= Stated task =
Reproduce the listing below exactly, minus its pictures.

= Stored rows =
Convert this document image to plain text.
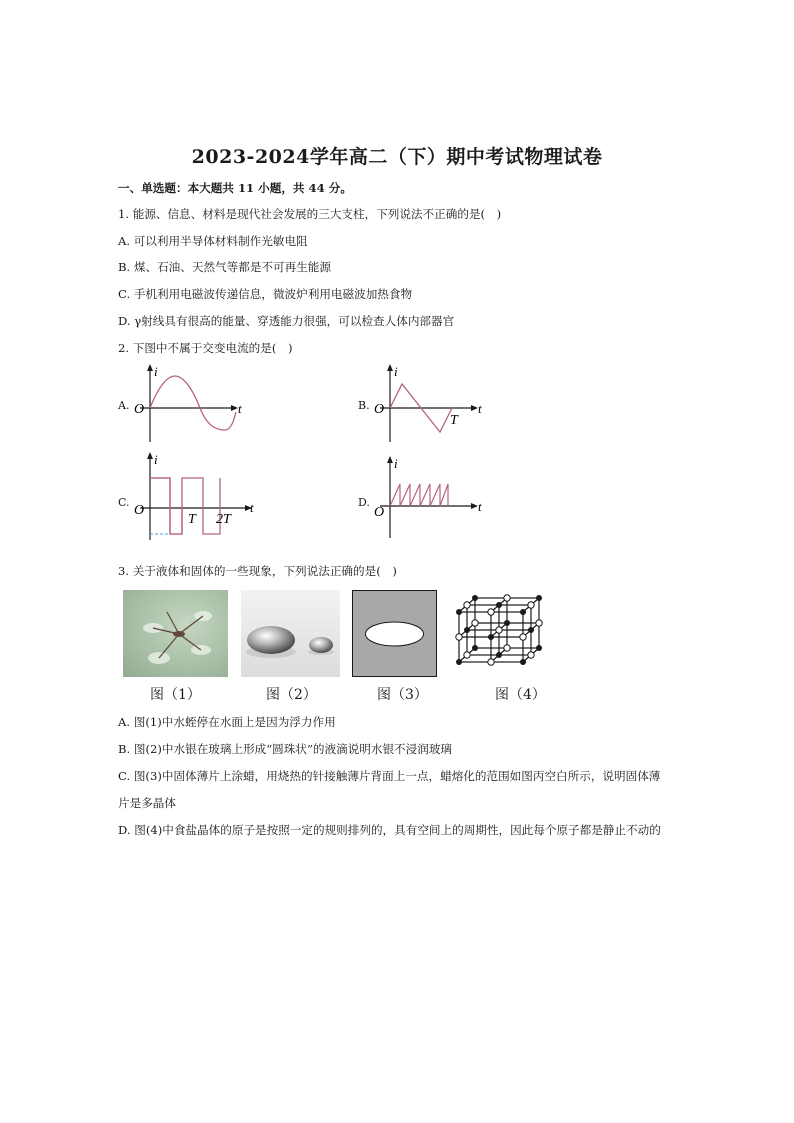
2023-2024学年高二（下）期中考试物理试卷
一、单选题：本大题共 11 小题，共 44 分。
1. 能源、信息、材料是现代社会发展的三大支柱，下列说法不正确的是(　)
A. 可以利用半导体材料制作光敏电阻
B. 煤、石油、天然气等都是不可再生能源
C. 手机利用电磁波传递信息，微波炉利用电磁波加热食物
D. γ射线具有很高的能量、穿透能力很强，可以检查人体内部器官
2. 下图中不属于交变电流的是(　)
A.
i
t
O	B.
i
t
O
T
C.
i
t
O
T 2T
D.
i
t
O
3. 关于液体和固体的一些现象，下列说法正确的是(　)
图（1）	图（2）	图（3）	图（4）
A. 图(1)中水蛭停在水面上是因为浮力作用
B. 图(2)中水银在玻璃上形成“圆珠状”的液滴说明水银不浸润玻璃
C. 图(3)中固体薄片上涂蜡，用烧热的针接触薄片背面上一点，蜡熔化的范围如图丙空白所示，说明固体薄
片是多晶体
D. 图(4)中食盐晶体的原子是按照一定的规则排列的，具有空间上的周期性，因此每个原子都是静止不动的
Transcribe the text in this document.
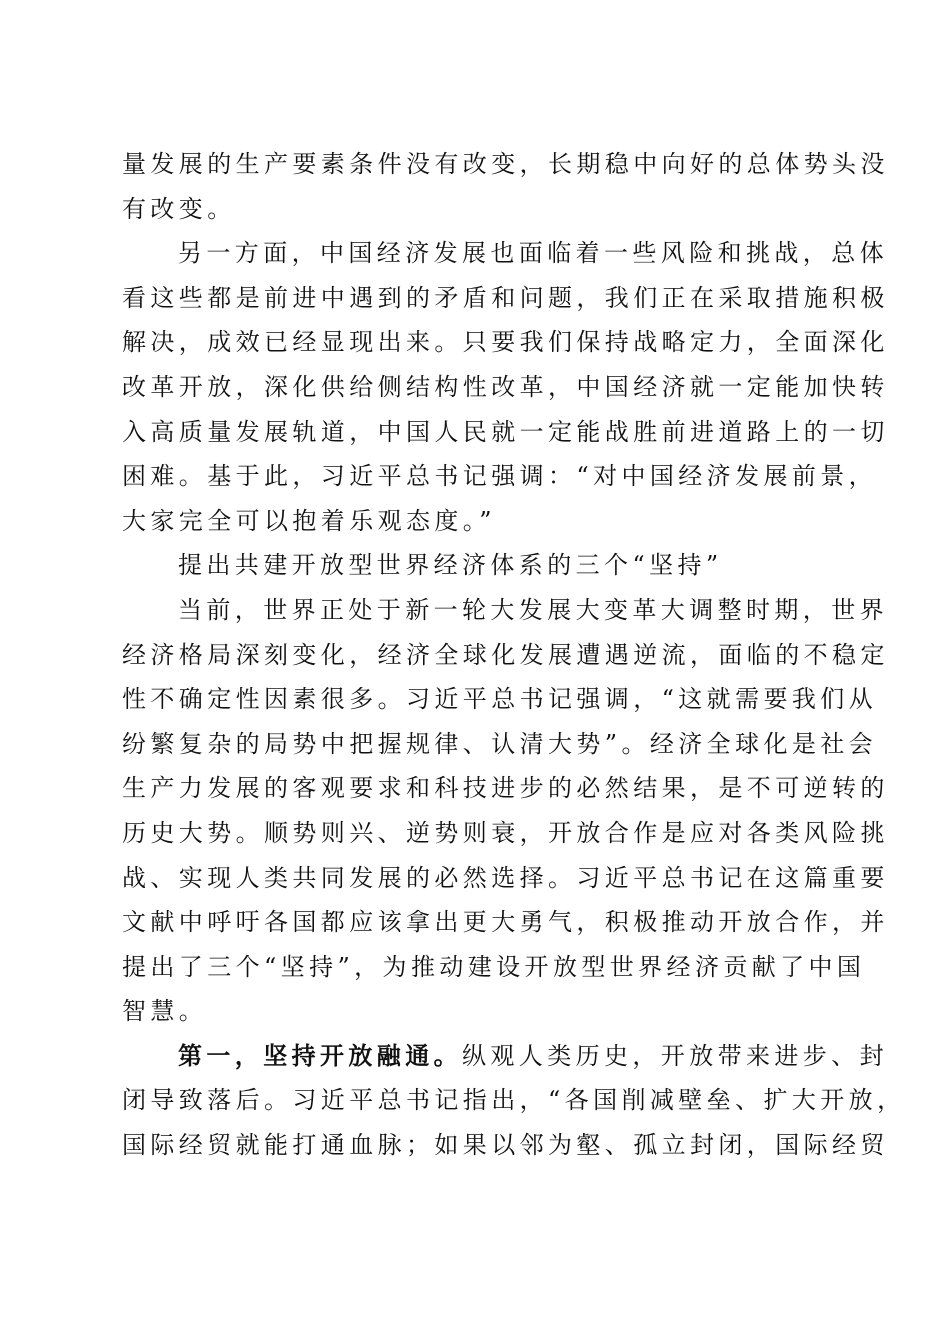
量发展的生产要素条件没有改变，长期稳中向好的总体势头没
有改变。
另一方面，中国经济发展也面临着一些风险和挑战，总体
看这些都是前进中遇到的矛盾和问题，我们正在采取措施积极
解决，成效已经显现出来。只要我们保持战略定力，全面深化
改革开放，深化供给侧结构性改革，中国经济就一定能加快转
入高质量发展轨道，中国人民就一定能战胜前进道路上的一切
困难。基于此，习近平总书记强调：“对中国经济发展前景，
大家完全可以抱着乐观态度。”
提出共建开放型世界经济体系的三个“坚持”
当前，世界正处于新一轮大发展大变革大调整时期，世界
经济格局深刻变化，经济全球化发展遭遇逆流，面临的不稳定
性不确定性因素很多。习近平总书记强调，“这就需要我们从
纷繁复杂的局势中把握规律、认清大势”。经济全球化是社会
生产力发展的客观要求和科技进步的必然结果，是不可逆转的
历史大势。顺势则兴、逆势则衰，开放合作是应对各类风险挑
战、实现人类共同发展的必然选择。习近平总书记在这篇重要
文献中呼吁各国都应该拿出更大勇气，积极推动开放合作，并
提出了三个“坚持”，为推动建设开放型世界经济贡献了中国
智慧。
第一，坚持开放融通。纵观人类历史，开放带来进步、封
闭导致落后。习近平总书记指出，“各国削减壁垒、扩大开放，
国际经贸就能打通血脉；如果以邻为壑、孤立封闭，国际经贸
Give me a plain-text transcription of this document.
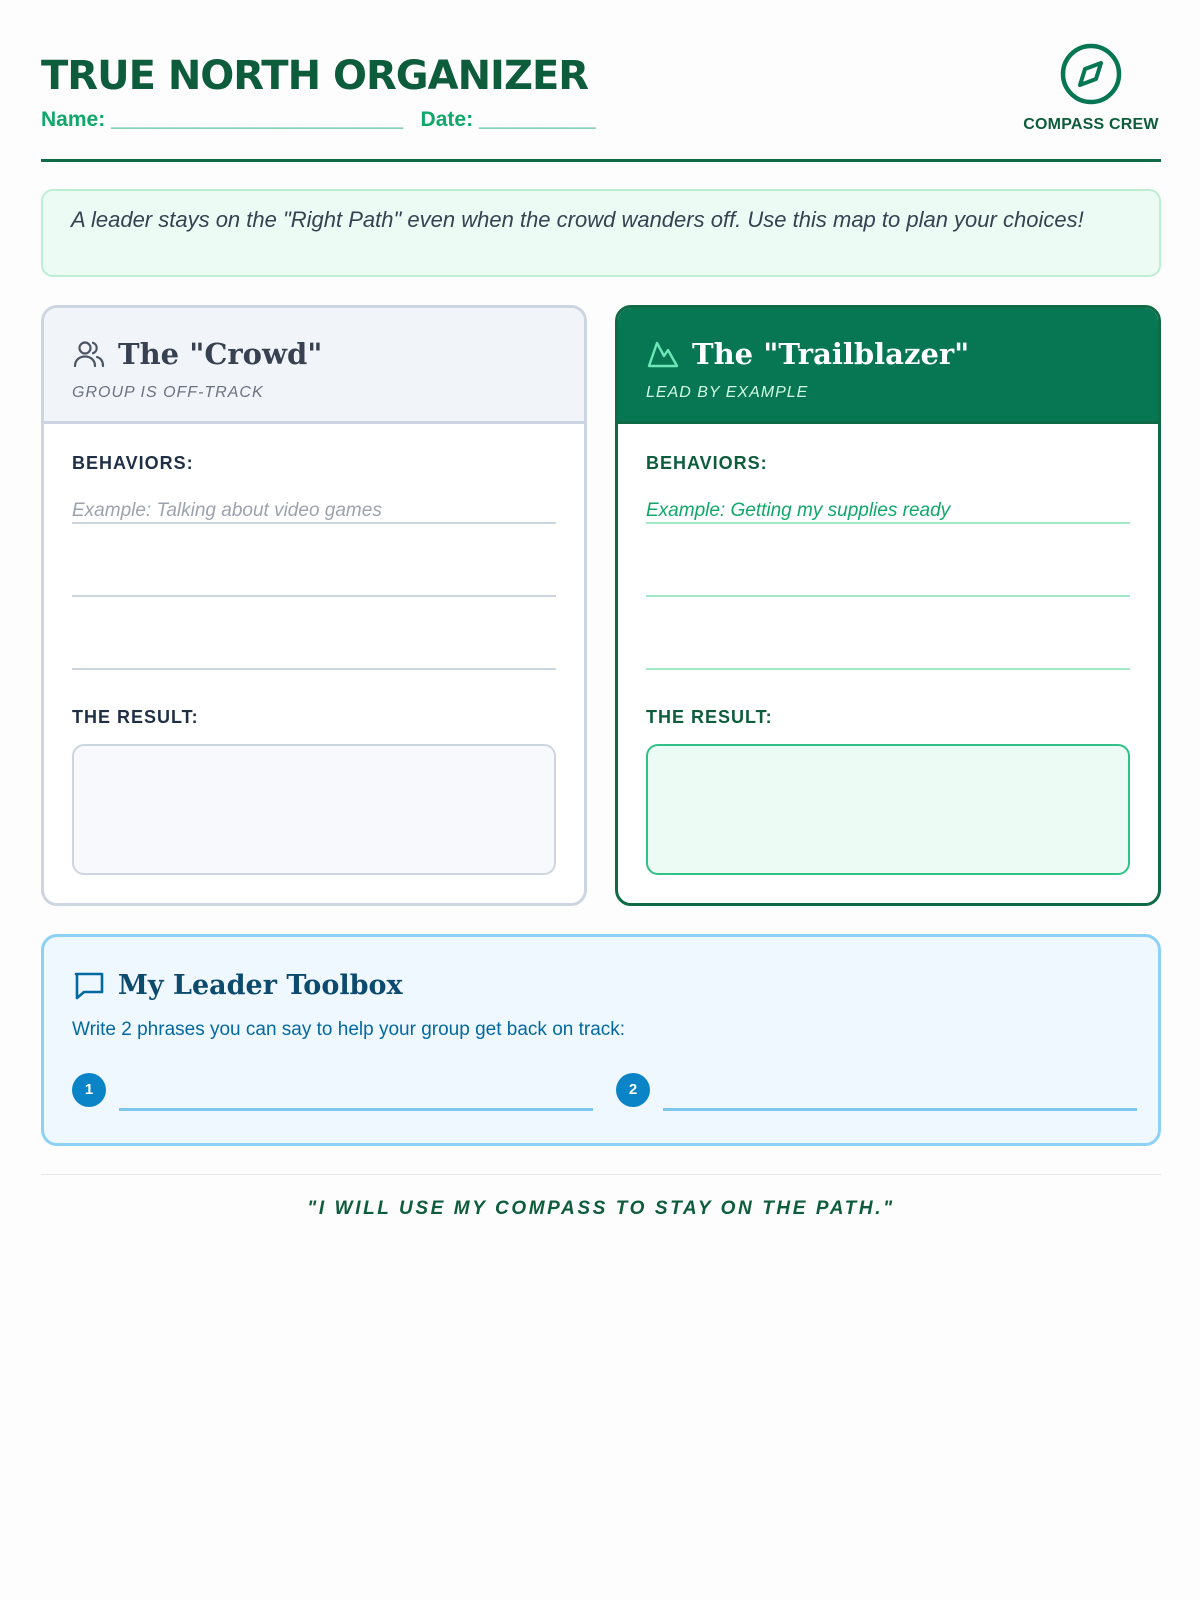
TRUE NORTH ORGANIZER
Name: _________________________ Date: __________	COMPASS CREW
A leader stays on the "Right Path" even when the crowd wanders off. Use this map to plan your choices!
The "Crowd"
GROUP IS OFF-TRACK
BEHAVIORS:
Example: Talking about video games
THE RESULT:
The "Trailblazer"
LEAD BY EXAMPLE
BEHAVIORS:
Example: Getting my supplies ready
THE RESULT:
My Leader Toolbox
Write 2 phrases you can say to help your group get back on track:
1	2
"I WILL USE MY COMPASS TO STAY ON THE PATH."
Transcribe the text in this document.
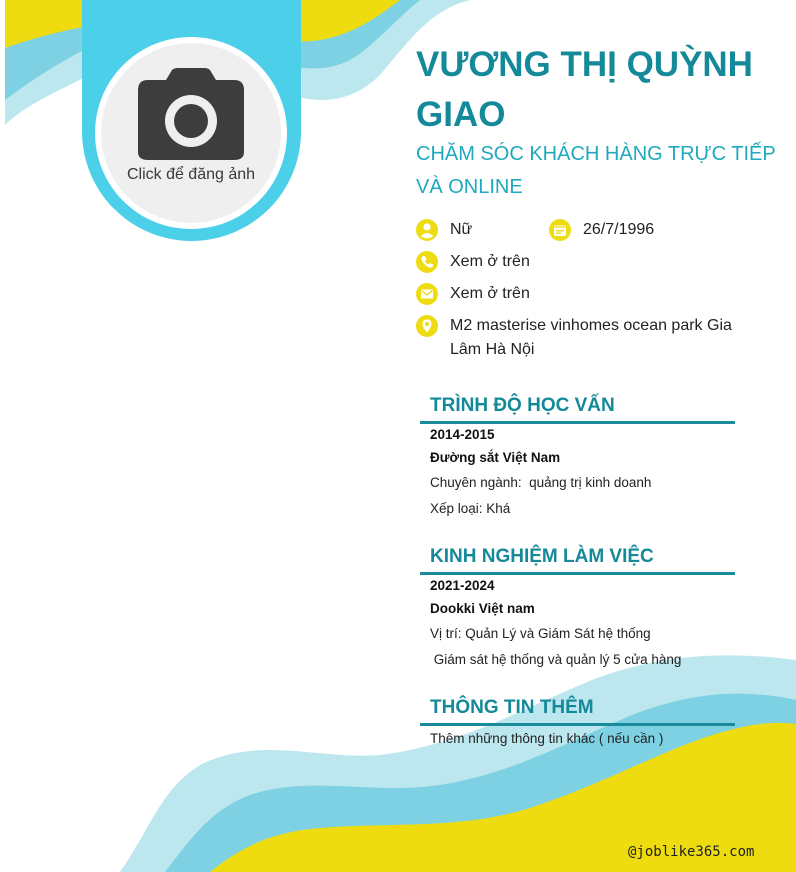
Click để đăng ảnh
VƯƠNG THỊ QUỲNH GIAO

CHĂM SÓC KHÁCH HÀNG TRỰC TIẾP VÀ ONLINE

Nữ	26/7/1996
Xem ở trên
Xem ở trên
M2 masterise vinhomes ocean park Gia Lâm Hà Nội
TRÌNH ĐỘ HỌC VẤN
2014-2015
Đường sắt Việt Nam
Chuyên ngành:  quảng trị kinh doanh
Xếp loại: Khá
KINH NGHIỆM LÀM VIỆC
2021-2024
Dookki Việt nam
Vị trí: Quản Lý và Giám Sát hệ thống
Giám sát hệ thống và quản lý 5 cửa hàng
THÔNG TIN THÊM
Thêm những thông tin khác ( nếu cần )
@joblike365.com
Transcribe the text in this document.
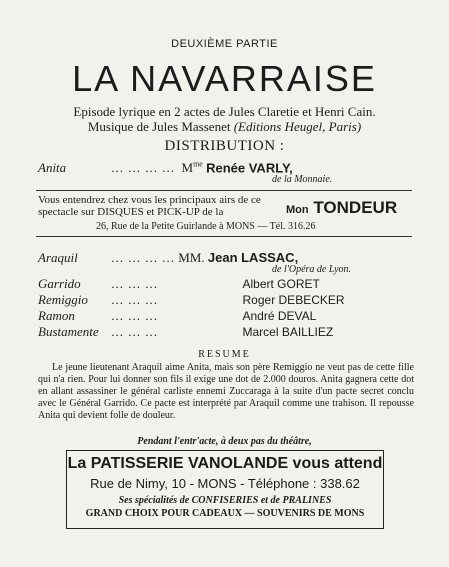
DEUXIÈME PARTIE
LA NAVARRAISE
Episode lyrique en 2 actes de Jules Claretie et Henri Cain.
Musique de Jules Massenet (Editions Heugel, Paris)
DISTRIBUTION :
Anita	... ... ... ...  $M^{me}$ Renée VARLY,
de la Monnaie.
Vous entendrez chez vous les principaux airs de ce spectacle sur DISQUES et PICK-UP de la	Mon TONDEUR
26, Rue de la Petite Guirlande à MONS — Tél. 316.26
Araquil	... ... ... ... MM. Jean LASSAC,
de l'Opéra de Lyon.
Garrido ... ... ...	Albert GORET
Remiggio ... ... ...	Roger DEBECKER
Ramon	... ... ...	André DEVAL
Bustamente ... ... ...	Marcel BAILLIEZ
RESUME
Le jeune lieutenant Araquil aime Anita, mais son père Remiggio ne veut pas de cette fille qui n'a rien. Pour lui donner son fils il exige une dot de 2.000 douros. Anita gagnera cette dot en allant assassiner le général carliste ennemi Zuccaraga à la suite d'un pacte secret conclu avec le Général Garrido. Ce pacte est interprété par Araquil comme une trahison. Il repousse Anita qui devient folle de douleur.
Pendant l'entr'acte, à deux pas du théâtre,
La PATISSERIE VANOLANDE vous attend
Rue de Nimy, 10 - MONS - Téléphone : 338.62
Ses spécialités de CONFISERIES et de PRALINES
GRAND CHOIX POUR CADEAUX — SOUVENIRS DE MONS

= Response =
Convert this document image to plain text.
2023-2024学年高二（下）期中考试物理试卷
一、单选题：本大题共 11 小题，共 44 分。
1. 能源、信息、材料是现代社会发展的三大支柱，下列说法不正确的是(　)
A. 可以利用半导体材料制作光敏电阻
B. 煤、石油、天然气等都是不可再生能源
C. 手机利用电磁波传递信息，微波炉利用电磁波加热食物
D. γ射线具有很高的能量、穿透能力很强，可以检查人体内部器官
2. 下图中不属于交变电流的是(　)
A.
i
t
O	B.
i
t
O
T
C.
i
t
O
T 2T
D.
i
t
O
3. 关于液体和固体的一些现象，下列说法正确的是(　)
图（1）	图（2）	图（3）	图（4）
A. 图(1)中水蛭停在水面上是因为浮力作用
B. 图(2)中水银在玻璃上形成“圆珠状”的液滴说明水银不浸润玻璃
C. 图(3)中固体薄片上涂蜡，用烧热的针接触薄片背面上一点，蜡熔化的范围如图丙空白所示，说明固体薄
片是多晶体
D. 图(4)中食盐晶体的原子是按照一定的规则排列的，具有空间上的周期性，因此每个原子都是静止不动的
Transcribe the text in this document.
量发展的生产要素条件没有改变，长期稳中向好的总体势头没
有改变。
另一方面，中国经济发展也面临着一些风险和挑战，总体
看这些都是前进中遇到的矛盾和问题，我们正在采取措施积极
解决，成效已经显现出来。只要我们保持战略定力，全面深化
改革开放，深化供给侧结构性改革，中国经济就一定能加快转
入高质量发展轨道，中国人民就一定能战胜前进道路上的一切
困难。基于此，习近平总书记强调：“对中国经济发展前景，
大家完全可以抱着乐观态度。”
提出共建开放型世界经济体系的三个“坚持”
当前，世界正处于新一轮大发展大变革大调整时期，世界
经济格局深刻变化，经济全球化发展遭遇逆流，面临的不稳定
性不确定性因素很多。习近平总书记强调，“这就需要我们从
纷繁复杂的局势中把握规律、认清大势”。经济全球化是社会
生产力发展的客观要求和科技进步的必然结果，是不可逆转的
历史大势。顺势则兴、逆势则衰，开放合作是应对各类风险挑
战、实现人类共同发展的必然选择。习近平总书记在这篇重要
文献中呼吁各国都应该拿出更大勇气，积极推动开放合作，并
提出了三个“坚持”，为推动建设开放型世界经济贡献了中国
智慧。
第一，坚持开放融通。纵观人类历史，开放带来进步、封
闭导致落后。习近平总书记指出，“各国削减壁垒、扩大开放，
国际经贸就能打通血脉；如果以邻为壑、孤立封闭，国际经贸
Give me a plain-text transcription of this document.
TRUE NORTH ORGANIZER
Name: _________________________ Date: __________	COMPASS CREW
A leader stays on the "Right Path" even when the crowd wanders off. Use this map to plan your choices!
The "Crowd"
GROUP IS OFF-TRACK
BEHAVIORS:
Example: Talking about video games
THE RESULT:
The "Trailblazer"
LEAD BY EXAMPLE
BEHAVIORS:
Example: Getting my supplies ready
THE RESULT:
My Leader Toolbox
Write 2 phrases you can say to help your group get back on track:
1	2
"I WILL USE MY COMPASS TO STAY ON THE PATH."
Transcribe the text in this document.
Click để đăng ảnh
VƯƠNG THỊ QUỲNH GIAO

CHĂM SÓC KHÁCH HÀNG TRỰC TIẾP VÀ ONLINE

Nữ	26/7/1996
Xem ở trên
Xem ở trên
M2 masterise vinhomes ocean park Gia Lâm Hà Nội
TRÌNH ĐỘ HỌC VẤN
2014-2015
Đường sắt Việt Nam
Chuyên ngành:  quảng trị kinh doanh
Xếp loại: Khá
KINH NGHIỆM LÀM VIỆC
2021-2024
Dookki Việt nam
Vị trí: Quản Lý và Giám Sát hệ thống
Giám sát hệ thống và quản lý 5 cửa hàng
THÔNG TIN THÊM
Thêm những thông tin khác ( nếu cần )
@joblike365.com
Transcribe the text in this document.
DEUXIÈME PARTIE
LA NAVARRAISE
Episode lyrique en 2 actes de Jules Claretie et Henri Cain.
Musique de Jules Massenet (Editions Heugel, Paris)
DISTRIBUTION :
Anita	... ... ... ...  $M^{me}$ Renée VARLY,
de la Monnaie.
Vous entendrez chez vous les principaux airs de ce spectacle sur DISQUES et PICK-UP de la	Mon TONDEUR
26, Rue de la Petite Guirlande à MONS — Tél. 316.26
Araquil	... ... ... ... MM. Jean LASSAC,
de l'Opéra de Lyon.
Garrido ... ... ...	Albert GORET
Remiggio ... ... ...	Roger DEBECKER
Ramon	... ... ...	André DEVAL
Bustamente ... ... ...	Marcel BAILLIEZ
RESUME
Le jeune lieutenant Araquil aime Anita, mais son père Remiggio ne veut pas de cette fille qui n'a rien. Pour lui donner son fils il exige une dot de 2.000 douros. Anita gagnera cette dot en allant assassiner le général carliste ennemi Zuccaraga à la suite d'un pacte secret conclu avec le Général Garrido. Ce pacte est interprété par Araquil comme une trahison. Il repousse Anita qui devient folle de douleur.
Pendant l'entr'acte, à deux pas du théâtre,
La PATISSERIE VANOLANDE vous attend
Rue de Nimy, 10 - MONS - Téléphone : 338.62
Ses spécialités de CONFISERIES et de PRALINES
GRAND CHOIX POUR CADEAUX — SOUVENIRS DE MONS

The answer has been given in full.